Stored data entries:
▬▬▬

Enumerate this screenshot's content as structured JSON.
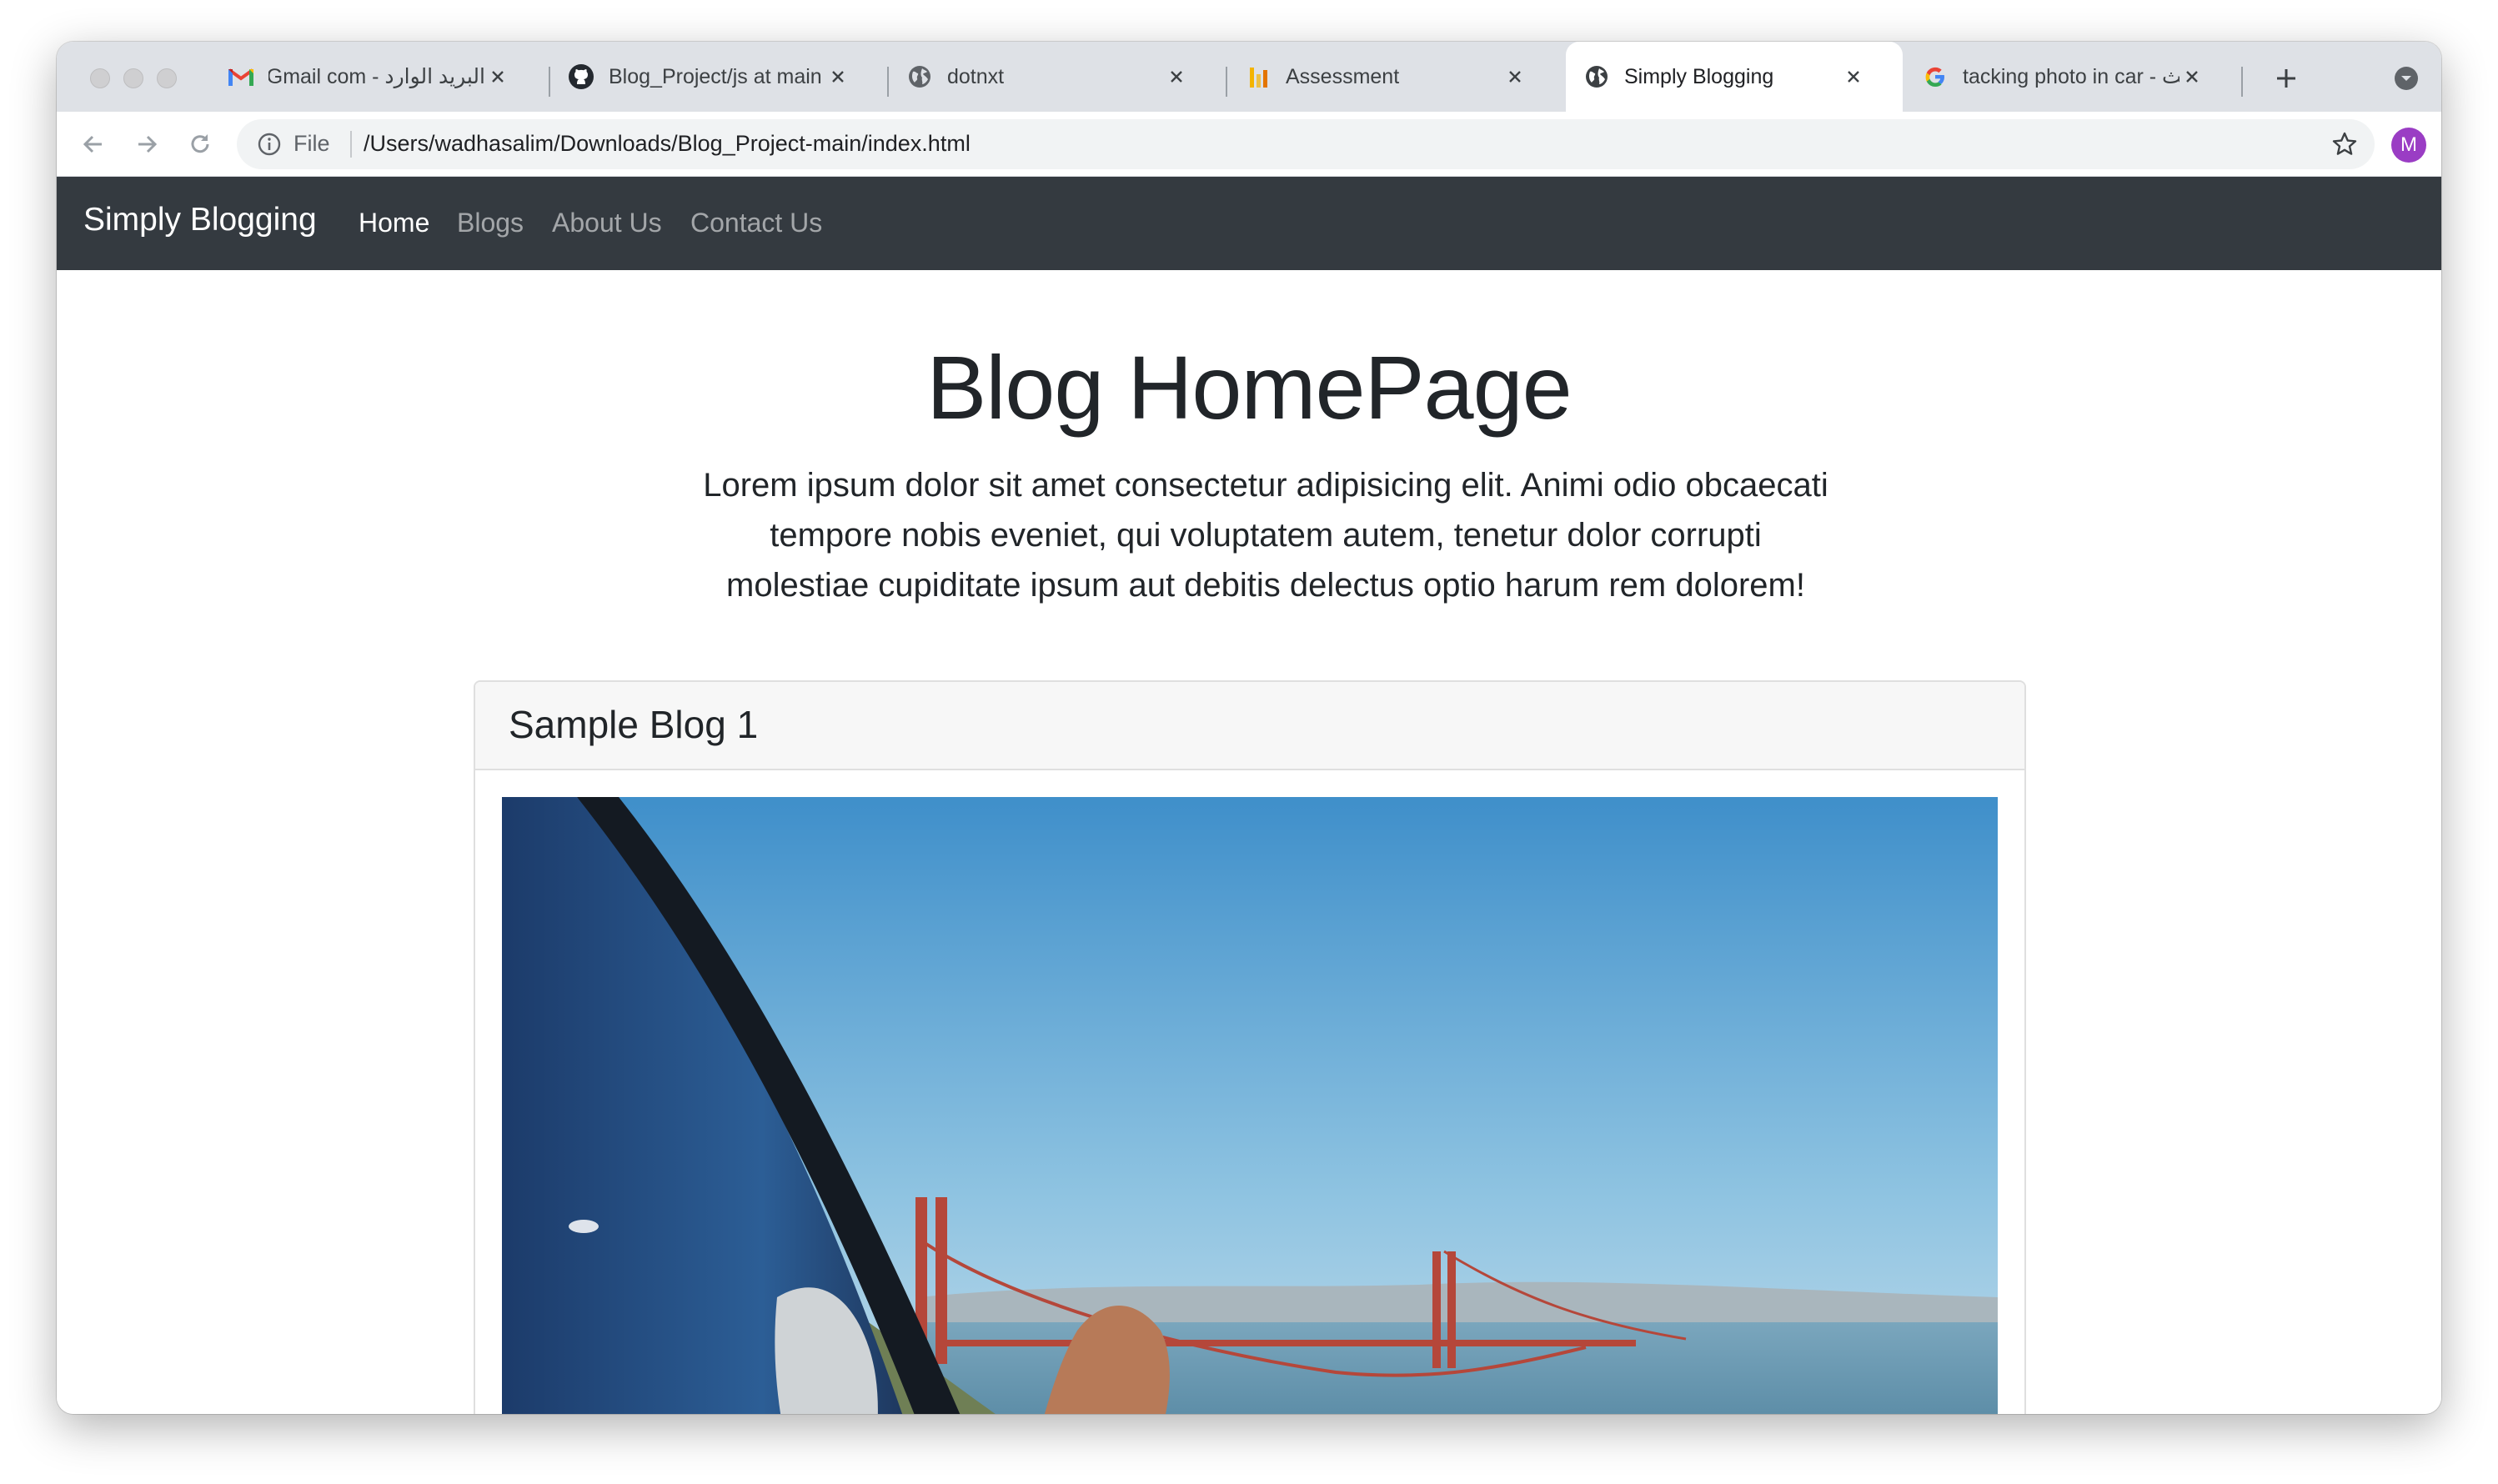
{
  "browser": {
    "tabs": [
      {
        "title": "البريد الوارد - Gmail com.",
        "favicon": "gmail-icon"
      },
      {
        "title": "Blog_Project/js at main · w",
        "favicon": "github-icon"
      },
      {
        "title": "dotnxt",
        "favicon": "globe-icon"
      },
      {
        "title": "Assessment",
        "favicon": "bar-chart-icon"
      },
      {
        "title": "Simply Blogging",
        "favicon": "globe-icon",
        "active": true
      },
      {
        "title": "tacking photo in car - بحث",
        "favicon": "google-icon"
      }
    ],
    "new_tab_icon": "plus-icon",
    "tab_search_icon": "chevron-down-circle-icon",
    "address": {
      "scheme_label": "File",
      "url": "/Users/wadhasalim/Downloads/Blog_Project-main/index.html"
    },
    "profile_initial": "M",
    "colors": {
      "avatar": "#9a3dc4",
      "tabstrip": "#dee1e6"
    }
  },
  "site": {
    "brand": "Simply Blogging",
    "nav": [
      "Home",
      "Blogs",
      "About Us",
      "Contact Us"
    ],
    "active_nav": "Home",
    "navbar_color": "#343a40"
  },
  "hero": {
    "title": "Blog HomePage",
    "lead": "Lorem ipsum dolor sit amet consectetur adipisicing elit. Animi odio obcaecati tempore nobis eveniet, qui voluptatem autem, tenetur dolor corrupti molestiae cupiditate ipsum aut debitis delectus optio harum rem dolorem!"
  },
  "cards": [
    {
      "title": "Sample Blog 1",
      "image": "golden-gate-bridge-from-car-window"
    }
  ]
}
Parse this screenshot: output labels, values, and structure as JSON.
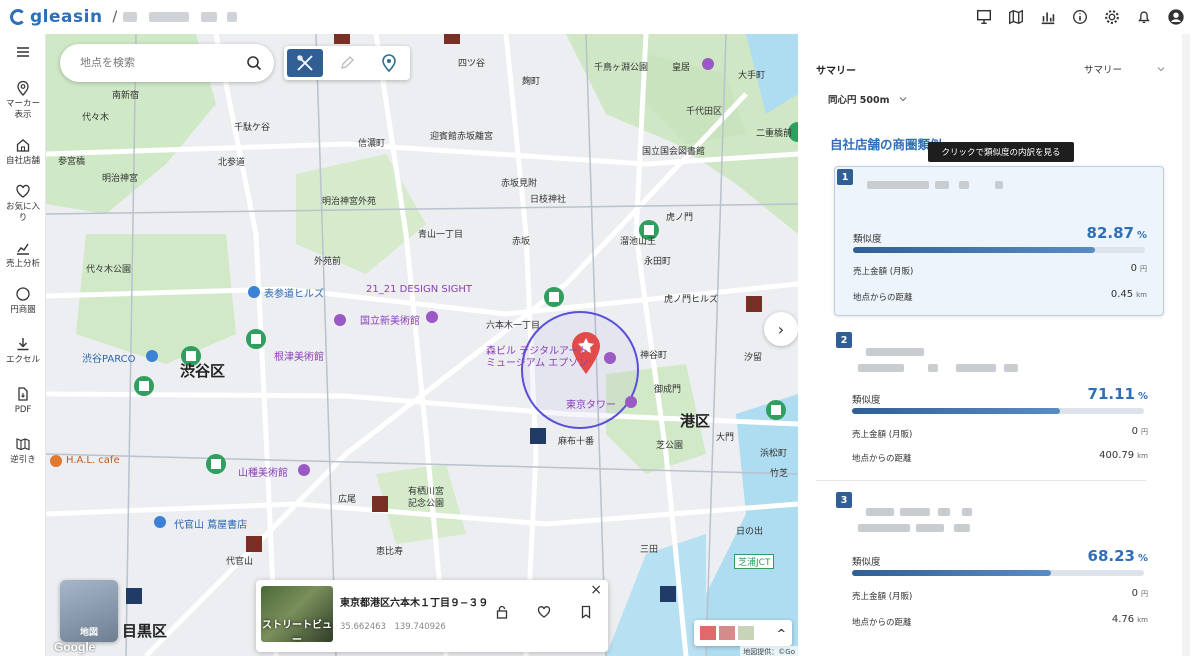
{
  "header": {
    "logo_text": "gleasin",
    "crumb_sep": "/",
    "icons": [
      "dashboard-icon",
      "map-icon",
      "chart-icon",
      "info-icon",
      "gear-icon",
      "bell-icon",
      "account-icon"
    ]
  },
  "sidebar": {
    "items": [
      {
        "id": "menu",
        "label": ""
      },
      {
        "id": "marker",
        "label": "マーカー\n表示"
      },
      {
        "id": "store",
        "label": "自社店舗"
      },
      {
        "id": "favorite",
        "label": "お気に入\nり"
      },
      {
        "id": "sales",
        "label": "売上分析"
      },
      {
        "id": "circle",
        "label": "円商圏"
      },
      {
        "id": "excel",
        "label": "エクセル"
      },
      {
        "id": "pdf",
        "label": "PDF"
      },
      {
        "id": "reverse",
        "label": "逆引き"
      }
    ]
  },
  "map": {
    "search_placeholder": "地点を検索",
    "labels": [
      {
        "text": "渋谷区",
        "cls": "big"
      },
      {
        "text": "港区",
        "cls": "big"
      },
      {
        "text": "目黒区",
        "cls": "big"
      },
      {
        "text": "国立新美術館",
        "cls": "purple"
      },
      {
        "text": "21_21 DESIGN SIGHT",
        "cls": "purple"
      },
      {
        "text": "東京タワー",
        "cls": "purple"
      },
      {
        "text": "森ビル デジタルアート\nミュージアム エプソン",
        "cls": "purple"
      },
      {
        "text": "根津美術館",
        "cls": "purple"
      },
      {
        "text": "山種美術館",
        "cls": "purple"
      },
      {
        "text": "表参道ヒルズ",
        "cls": "blue"
      },
      {
        "text": "渋谷PARCO",
        "cls": "blue"
      },
      {
        "text": "代官山 蔦屋書店",
        "cls": "blue"
      },
      {
        "text": "H.A.L. cafe",
        "cls": "orange"
      },
      {
        "text": "虎ノ門ヒルズ",
        "cls": ""
      },
      {
        "text": "明治神宮外苑",
        "cls": ""
      },
      {
        "text": "青山一丁目",
        "cls": ""
      },
      {
        "text": "六本木一丁目",
        "cls": ""
      },
      {
        "text": "麻布十番",
        "cls": ""
      },
      {
        "text": "国立国会図書館",
        "cls": ""
      },
      {
        "text": "千代田区",
        "cls": ""
      },
      {
        "text": "代々木公園",
        "cls": ""
      },
      {
        "text": "代々木",
        "cls": ""
      },
      {
        "text": "南新宿",
        "cls": ""
      },
      {
        "text": "参宮橋",
        "cls": ""
      },
      {
        "text": "明治神宮",
        "cls": ""
      },
      {
        "text": "北参道",
        "cls": ""
      },
      {
        "text": "千駄ケ谷",
        "cls": ""
      },
      {
        "text": "外苑前",
        "cls": ""
      },
      {
        "text": "赤坂",
        "cls": ""
      },
      {
        "text": "赤坂見附",
        "cls": ""
      },
      {
        "text": "溜池山王",
        "cls": ""
      },
      {
        "text": "日枝神社",
        "cls": ""
      },
      {
        "text": "虎ノ門",
        "cls": ""
      },
      {
        "text": "神谷町",
        "cls": ""
      },
      {
        "text": "御成門",
        "cls": ""
      },
      {
        "text": "汐留",
        "cls": ""
      },
      {
        "text": "浜松町",
        "cls": ""
      },
      {
        "text": "竹芝",
        "cls": ""
      },
      {
        "text": "日の出",
        "cls": ""
      },
      {
        "text": "三田",
        "cls": ""
      },
      {
        "text": "広尾",
        "cls": ""
      },
      {
        "text": "有栖川宮\n記念公園",
        "cls": ""
      },
      {
        "text": "恵比寿",
        "cls": ""
      },
      {
        "text": "代官山",
        "cls": ""
      },
      {
        "text": "芝浦JCT",
        "cls": ""
      },
      {
        "text": "四ツ谷",
        "cls": ""
      },
      {
        "text": "麹町",
        "cls": ""
      },
      {
        "text": "千鳥ヶ淵公園",
        "cls": ""
      },
      {
        "text": "皇居",
        "cls": ""
      },
      {
        "text": "大手町",
        "cls": ""
      },
      {
        "text": "二重橋前",
        "cls": ""
      },
      {
        "text": "永田町",
        "cls": ""
      },
      {
        "text": "迎賓館赤坂離宮",
        "cls": ""
      },
      {
        "text": "信濃町",
        "cls": ""
      },
      {
        "text": "芝公園",
        "cls": ""
      },
      {
        "text": "大門",
        "cls": ""
      }
    ],
    "street_view": {
      "label": "ストリートビュー",
      "address": "東京都港区六本木１丁目９−３９",
      "coords": "35.662463　139.740926",
      "close": "×"
    },
    "map_type_label": "地図",
    "google": "Google",
    "attribution": "地図提供：©Go",
    "expand": "›",
    "collapse": "^"
  },
  "panel": {
    "summary_title": "サマリー",
    "summary_dropdown": "サマリー",
    "radius_dropdown": "同心円 500m",
    "section_title": "自社店舗の商圏類似",
    "tooltip": "クリックで類似度の内訳を見る",
    "cards": [
      {
        "rank": "1",
        "similarity_label": "類似度",
        "similarity": "82.87",
        "pct": "%",
        "fill": 0.8287,
        "sales_label": "売上金額 (月販)",
        "sales": "0",
        "sales_unit": "円",
        "distance_label": "地点からの距離",
        "distance": "0.45",
        "distance_unit": "km"
      },
      {
        "rank": "2",
        "similarity_label": "類似度",
        "similarity": "71.11",
        "pct": "%",
        "fill": 0.7111,
        "sales_label": "売上金額 (月販)",
        "sales": "0",
        "sales_unit": "円",
        "distance_label": "地点からの距離",
        "distance": "400.79",
        "distance_unit": "km"
      },
      {
        "rank": "3",
        "similarity_label": "類似度",
        "similarity": "68.23",
        "pct": "%",
        "fill": 0.6823,
        "sales_label": "売上金額 (月販)",
        "sales": "0",
        "sales_unit": "円",
        "distance_label": "地点からの距離",
        "distance": "4.76",
        "distance_unit": "km"
      }
    ]
  },
  "colors": {
    "brand": "#2f6fb8",
    "accent_dark": "#2f5f93",
    "circle": "#5a4fd6",
    "pin": "#e24b4b"
  }
}
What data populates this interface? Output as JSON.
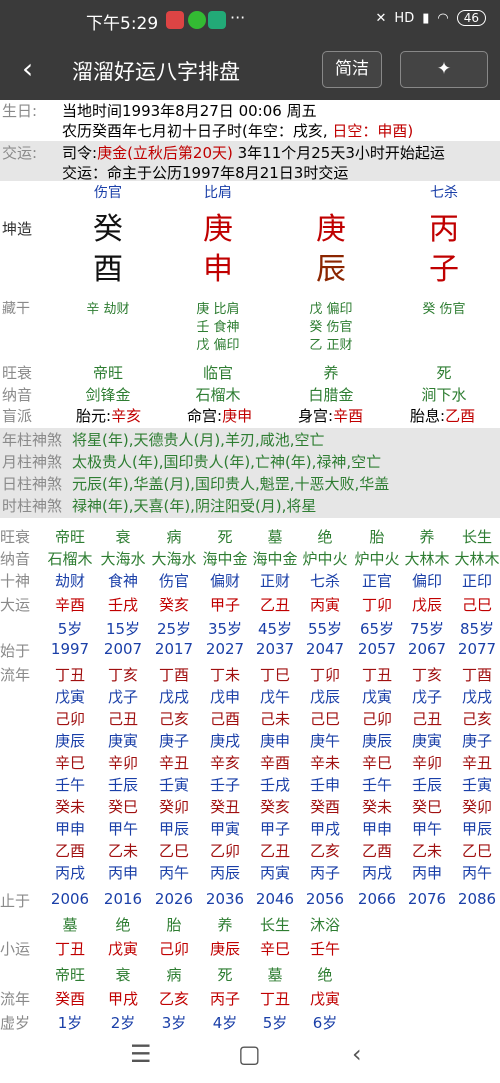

▬▬▬

### Exercise brief
Repeat each entry precisely as it appears. Leave the pictures out.

### Result
Enumerate this screenshot's content as structured JSON.
{
  "browser": {
    "tabs": [
      {
        "title": "البريد الوارد - Gmail com.",
        "favicon": "gmail-icon"
      },
      {
        "title": "Blog_Project/js at main · w",
        "favicon": "github-icon"
      },
      {
        "title": "dotnxt",
        "favicon": "globe-icon"
      },
      {
        "title": "Assessment",
        "favicon": "bar-chart-icon"
      },
      {
        "title": "Simply Blogging",
        "favicon": "globe-icon",
        "active": true
      },
      {
        "title": "tacking photo in car - بحث",
        "favicon": "google-icon"
      }
    ],
    "new_tab_icon": "plus-icon",
    "tab_search_icon": "chevron-down-circle-icon",
    "address": {
      "scheme_label": "File",
      "url": "/Users/wadhasalim/Downloads/Blog_Project-main/index.html"
    },
    "profile_initial": "M",
    "colors": {
      "avatar": "#9a3dc4",
      "tabstrip": "#dee1e6"
    }
  },
  "site": {
    "brand": "Simply Blogging",
    "nav": [
      "Home",
      "Blogs",
      "About Us",
      "Contact Us"
    ],
    "active_nav": "Home",
    "navbar_color": "#343a40"
  },
  "hero": {
    "title": "Blog HomePage",
    "lead": "Lorem ipsum dolor sit amet consectetur adipisicing elit. Animi odio obcaecati tempore nobis eveniet, qui voluptatem autem, tenetur dolor corrupti molestiae cupiditate ipsum aut debitis delectus optio harum rem dolorem!"
  },
  "cards": [
    {
      "title": "Sample Blog 1",
      "image": "golden-gate-bridge-from-car-window"
    }
  ]
}
Parse this screenshot: output labels, values, and structure as JSON.
{
  "header": {
    "logo_text": "gleasin",
    "crumb_sep": "/",
    "icons": [
      "dashboard-icon",
      "map-icon",
      "chart-icon",
      "info-icon",
      "gear-icon",
      "bell-icon",
      "account-icon"
    ]
  },
  "sidebar": {
    "items": [
      {
        "id": "menu",
        "label": ""
      },
      {
        "id": "marker",
        "label": "マーカー\n表示"
      },
      {
        "id": "store",
        "label": "自社店舗"
      },
      {
        "id": "favorite",
        "label": "お気に入\nり"
      },
      {
        "id": "sales",
        "label": "売上分析"
      },
      {
        "id": "circle",
        "label": "円商圏"
      },
      {
        "id": "excel",
        "label": "エクセル"
      },
      {
        "id": "pdf",
        "label": "PDF"
      },
      {
        "id": "reverse",
        "label": "逆引き"
      }
    ]
  },
  "map": {
    "search_placeholder": "地点を検索",
    "labels": [
      {
        "text": "渋谷区",
        "cls": "big"
      },
      {
        "text": "港区",
        "cls": "big"
      },
      {
        "text": "目黒区",
        "cls": "big"
      },
      {
        "text": "国立新美術館",
        "cls": "purple"
      },
      {
        "text": "21_21 DESIGN SIGHT",
        "cls": "purple"
      },
      {
        "text": "東京タワー",
        "cls": "purple"
      },
      {
        "text": "森ビル デジタルアート\nミュージアム エプソン",
        "cls": "purple"
      },
      {
        "text": "根津美術館",
        "cls": "purple"
      },
      {
        "text": "山種美術館",
        "cls": "purple"
      },
      {
        "text": "表参道ヒルズ",
        "cls": "blue"
      },
      {
        "text": "渋谷PARCO",
        "cls": "blue"
      },
      {
        "text": "代官山 蔦屋書店",
        "cls": "blue"
      },
      {
        "text": "H.A.L. cafe",
        "cls": "orange"
      },
      {
        "text": "虎ノ門ヒルズ",
        "cls": ""
      },
      {
        "text": "明治神宮外苑",
        "cls": ""
      },
      {
        "text": "青山一丁目",
        "cls": ""
      },
      {
        "text": "六本木一丁目",
        "cls": ""
      },
      {
        "text": "麻布十番",
        "cls": ""
      },
      {
        "text": "国立国会図書館",
        "cls": ""
      },
      {
        "text": "千代田区",
        "cls": ""
      },
      {
        "text": "代々木公園",
        "cls": ""
      },
      {
        "text": "代々木",
        "cls": ""
      },
      {
        "text": "南新宿",
        "cls": ""
      },
      {
        "text": "参宮橋",
        "cls": ""
      },
      {
        "text": "明治神宮",
        "cls": ""
      },
      {
        "text": "北参道",
        "cls": ""
      },
      {
        "text": "千駄ケ谷",
        "cls": ""
      },
      {
        "text": "外苑前",
        "cls": ""
      },
      {
        "text": "赤坂",
        "cls": ""
      },
      {
        "text": "赤坂見附",
        "cls": ""
      },
      {
        "text": "溜池山王",
        "cls": ""
      },
      {
        "text": "日枝神社",
        "cls": ""
      },
      {
        "text": "虎ノ門",
        "cls": ""
      },
      {
        "text": "神谷町",
        "cls": ""
      },
      {
        "text": "御成門",
        "cls": ""
      },
      {
        "text": "汐留",
        "cls": ""
      },
      {
        "text": "浜松町",
        "cls": ""
      },
      {
        "text": "竹芝",
        "cls": ""
      },
      {
        "text": "日の出",
        "cls": ""
      },
      {
        "text": "三田",
        "cls": ""
      },
      {
        "text": "広尾",
        "cls": ""
      },
      {
        "text": "有栖川宮\n記念公園",
        "cls": ""
      },
      {
        "text": "恵比寿",
        "cls": ""
      },
      {
        "text": "代官山",
        "cls": ""
      },
      {
        "text": "芝浦JCT",
        "cls": ""
      },
      {
        "text": "四ツ谷",
        "cls": ""
      },
      {
        "text": "麹町",
        "cls": ""
      },
      {
        "text": "千鳥ヶ淵公園",
        "cls": ""
      },
      {
        "text": "皇居",
        "cls": ""
      },
      {
        "text": "大手町",
        "cls": ""
      },
      {
        "text": "二重橋前",
        "cls": ""
      },
      {
        "text": "永田町",
        "cls": ""
      },
      {
        "text": "迎賓館赤坂離宮",
        "cls": ""
      },
      {
        "text": "信濃町",
        "cls": ""
      },
      {
        "text": "芝公園",
        "cls": ""
      },
      {
        "text": "大門",
        "cls": ""
      }
    ],
    "street_view": {
      "label": "ストリートビュー",
      "address": "東京都港区六本木１丁目９−３９",
      "coords": "35.662463　139.740926",
      "close": "×"
    },
    "map_type_label": "地図",
    "google": "Google",
    "attribution": "地図提供：©Go",
    "expand": "›",
    "collapse": "^"
  },
  "panel": {
    "summary_title": "サマリー",
    "summary_dropdown": "サマリー",
    "radius_dropdown": "同心円 500m",
    "section_title": "自社店舗の商圏類似",
    "tooltip": "クリックで類似度の内訳を見る",
    "cards": [
      {
        "rank": "1",
        "similarity_label": "類似度",
        "similarity": "82.87",
        "pct": "%",
        "fill": 0.8287,
        "sales_label": "売上金額 (月販)",
        "sales": "0",
        "sales_unit": "円",
        "distance_label": "地点からの距離",
        "distance": "0.45",
        "distance_unit": "km"
      },
      {
        "rank": "2",
        "similarity_label": "類似度",
        "similarity": "71.11",
        "pct": "%",
        "fill": 0.7111,
        "sales_label": "売上金額 (月販)",
        "sales": "0",
        "sales_unit": "円",
        "distance_label": "地点からの距離",
        "distance": "400.79",
        "distance_unit": "km"
      },
      {
        "rank": "3",
        "similarity_label": "類似度",
        "similarity": "68.23",
        "pct": "%",
        "fill": 0.6823,
        "sales_label": "売上金額 (月販)",
        "sales": "0",
        "sales_unit": "円",
        "distance_label": "地点からの距離",
        "distance": "4.76",
        "distance_unit": "km"
      }
    ]
  },
  "colors": {
    "brand": "#2f6fb8",
    "accent_dark": "#2f5f93",
    "circle": "#5a4fd6",
    "pin": "#e24b4b"
  }
}
What data populates this interface? Output as JSON.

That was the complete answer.